— BEGIN —

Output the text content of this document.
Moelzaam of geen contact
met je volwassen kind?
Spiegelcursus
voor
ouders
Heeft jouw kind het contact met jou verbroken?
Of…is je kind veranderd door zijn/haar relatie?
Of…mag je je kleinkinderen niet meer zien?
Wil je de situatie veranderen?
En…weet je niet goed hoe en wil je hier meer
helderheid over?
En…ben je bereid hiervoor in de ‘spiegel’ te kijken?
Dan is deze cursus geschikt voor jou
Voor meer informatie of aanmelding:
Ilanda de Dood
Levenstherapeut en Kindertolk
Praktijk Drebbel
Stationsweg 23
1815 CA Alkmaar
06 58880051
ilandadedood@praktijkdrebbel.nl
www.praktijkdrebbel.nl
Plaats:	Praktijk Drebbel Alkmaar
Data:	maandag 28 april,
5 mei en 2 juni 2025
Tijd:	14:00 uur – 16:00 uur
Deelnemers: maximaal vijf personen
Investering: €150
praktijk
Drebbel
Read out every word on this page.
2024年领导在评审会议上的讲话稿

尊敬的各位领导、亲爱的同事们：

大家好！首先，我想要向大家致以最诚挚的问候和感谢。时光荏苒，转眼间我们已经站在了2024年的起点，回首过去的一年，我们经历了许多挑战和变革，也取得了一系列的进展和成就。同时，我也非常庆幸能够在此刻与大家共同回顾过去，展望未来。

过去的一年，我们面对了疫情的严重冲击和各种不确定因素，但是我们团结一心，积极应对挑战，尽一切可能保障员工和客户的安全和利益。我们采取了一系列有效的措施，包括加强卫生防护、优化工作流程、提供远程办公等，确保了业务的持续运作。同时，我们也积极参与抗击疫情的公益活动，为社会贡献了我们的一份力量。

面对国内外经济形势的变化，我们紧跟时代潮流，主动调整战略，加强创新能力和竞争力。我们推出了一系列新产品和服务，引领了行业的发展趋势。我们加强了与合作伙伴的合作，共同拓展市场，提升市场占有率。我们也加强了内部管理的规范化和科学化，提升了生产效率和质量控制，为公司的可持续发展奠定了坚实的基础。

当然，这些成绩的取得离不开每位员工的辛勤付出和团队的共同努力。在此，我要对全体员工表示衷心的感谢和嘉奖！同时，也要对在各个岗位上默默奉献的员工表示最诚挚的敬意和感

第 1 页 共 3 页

— END —

Search the lines for the string "this" and copy every line that has it.

Output the text content of this document.
Read out every word on this page.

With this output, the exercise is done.